Written request:
Will you extract the entries word for word? Images should not appear in the copy.

— Begin —

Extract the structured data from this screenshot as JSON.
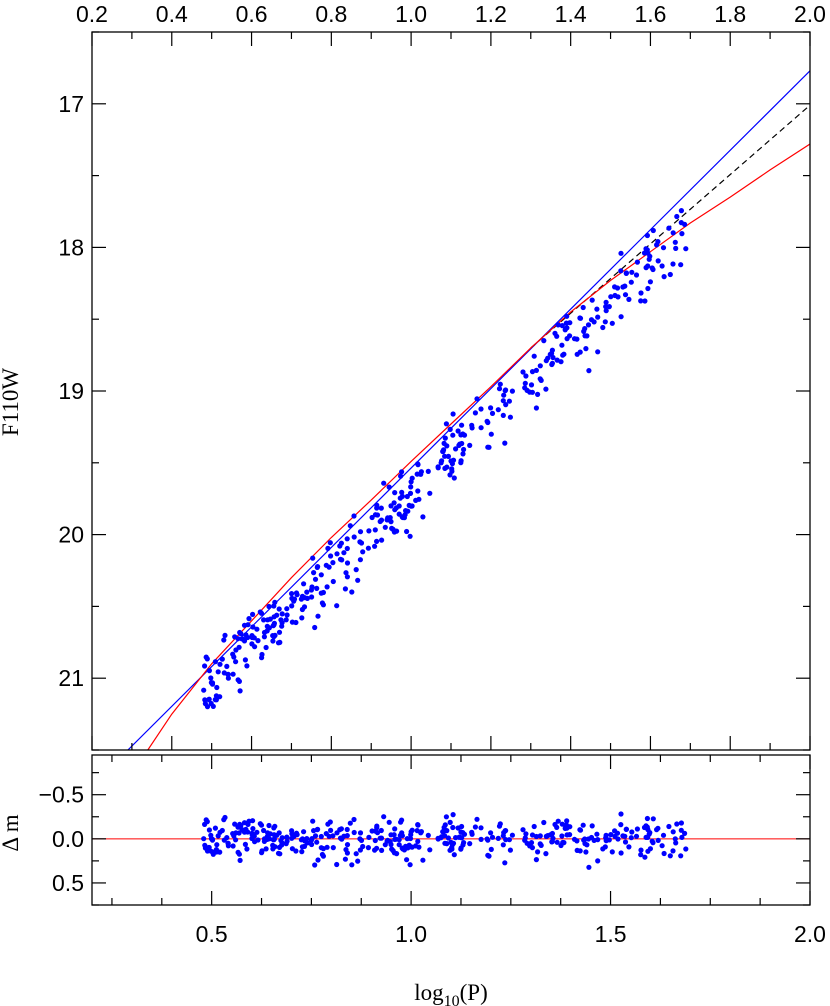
{
  "chart_data": [
    {
      "type": "scatter",
      "panel": "main",
      "xlabel": "",
      "ylabel": "F110W",
      "xlim": [
        0.2,
        2.0
      ],
      "ylim": [
        21.5,
        16.5
      ],
      "y_inverted": true,
      "x_ticks_top": [
        "0.2",
        "0.4",
        "0.6",
        "0.8",
        "1.0",
        "1.2",
        "1.4",
        "1.6",
        "1.8",
        "2.0"
      ],
      "y_ticks": [
        "17",
        "18",
        "19",
        "20",
        "21"
      ],
      "colors": {
        "points": "#0000ff",
        "linear_fit": "#0000ff",
        "curved_fit": "#ff0000",
        "dashed_fit": "#000000"
      },
      "fits": [
        {
          "style": "solid",
          "color": "#0000ff",
          "x": [
            0.29,
            2.0
          ],
          "y": [
            21.5,
            16.77
          ]
        },
        {
          "style": "dashed",
          "color": "#000000",
          "x": [
            1.3,
            2.0
          ],
          "y": [
            18.7,
            17.01
          ]
        },
        {
          "style": "solid",
          "color": "#ff0000",
          "x": [
            0.34,
            0.4,
            0.5,
            0.6,
            0.7,
            0.8,
            0.9,
            1.0,
            1.1,
            1.2,
            1.3,
            1.4,
            1.5,
            1.6,
            1.7,
            1.8,
            1.9,
            2.0
          ],
          "y": [
            21.5,
            21.25,
            20.9,
            20.6,
            20.3,
            20.02,
            19.76,
            19.49,
            19.23,
            18.97,
            18.7,
            18.45,
            18.23,
            18.03,
            17.83,
            17.65,
            17.46,
            17.28
          ]
        }
      ]
    },
    {
      "type": "scatter",
      "panel": "residual",
      "xlabel": "log₁₀(P)",
      "xlabel_main": "log",
      "xlabel_sub": "10",
      "xlabel_tail": "(P)",
      "ylabel": "Δ m",
      "xlim": [
        0.2,
        2.0
      ],
      "ylim": [
        0.75,
        -0.95
      ],
      "y_inverted": true,
      "x_ticks": [
        "0.5",
        "1.0",
        "1.5",
        "2.0"
      ],
      "y_ticks": [
        "−0.5",
        "0.0",
        "0.5"
      ],
      "zero_line": {
        "y": 0.0,
        "color": "#ff0000"
      }
    }
  ],
  "scatter_seed": 1234,
  "scatter_count": 420,
  "scatter_x_range": [
    0.48,
    1.69
  ],
  "scatter_scatter_sigma": 0.22
}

— End —

The output:
Extract the structured data from this screenshot as JSON.
{
  "chart_data": [
    {
      "type": "scatter",
      "panel": "main",
      "xlabel": "",
      "ylabel": "F110W",
      "xlim": [
        0.2,
        2.0
      ],
      "ylim": [
        21.5,
        16.5
      ],
      "y_inverted": true,
      "x_ticks_top": [
        "0.2",
        "0.4",
        "0.6",
        "0.8",
        "1.0",
        "1.2",
        "1.4",
        "1.6",
        "1.8",
        "2.0"
      ],
      "y_ticks": [
        "17",
        "18",
        "19",
        "20",
        "21"
      ],
      "colors": {
        "points": "#0000ff",
        "linear_fit": "#0000ff",
        "curved_fit": "#ff0000",
        "dashed_fit": "#000000"
      },
      "fits": [
        {
          "style": "solid",
          "color": "#0000ff",
          "x": [
            0.29,
            2.0
          ],
          "y": [
            21.5,
            16.77
          ]
        },
        {
          "style": "dashed",
          "color": "#000000",
          "x": [
            1.3,
            2.0
          ],
          "y": [
            18.7,
            17.01
          ]
        },
        {
          "style": "solid",
          "color": "#ff0000",
          "x": [
            0.34,
            0.4,
            0.5,
            0.6,
            0.7,
            0.8,
            0.9,
            1.0,
            1.1,
            1.2,
            1.3,
            1.4,
            1.5,
            1.6,
            1.7,
            1.8,
            1.9,
            2.0
          ],
          "y": [
            21.5,
            21.25,
            20.9,
            20.6,
            20.3,
            20.02,
            19.76,
            19.49,
            19.23,
            18.97,
            18.7,
            18.45,
            18.23,
            18.03,
            17.83,
            17.65,
            17.46,
            17.28
          ]
        }
      ]
    },
    {
      "type": "scatter",
      "panel": "residual",
      "xlabel": "log₁₀(P)",
      "xlabel_main": "log",
      "xlabel_sub": "10",
      "xlabel_tail": "(P)",
      "ylabel": "Δ m",
      "xlim": [
        0.2,
        2.0
      ],
      "ylim": [
        0.75,
        -0.95
      ],
      "y_inverted": true,
      "x_ticks": [
        "0.5",
        "1.0",
        "1.5",
        "2.0"
      ],
      "y_ticks": [
        "−0.5",
        "0.0",
        "0.5"
      ],
      "zero_line": {
        "y": 0.0,
        "color": "#ff0000"
      }
    }
  ],
  "scatter_seed": 1234,
  "scatter_count": 420,
  "scatter_x_range": [
    0.48,
    1.69
  ],
  "scatter_scatter_sigma": 0.22
}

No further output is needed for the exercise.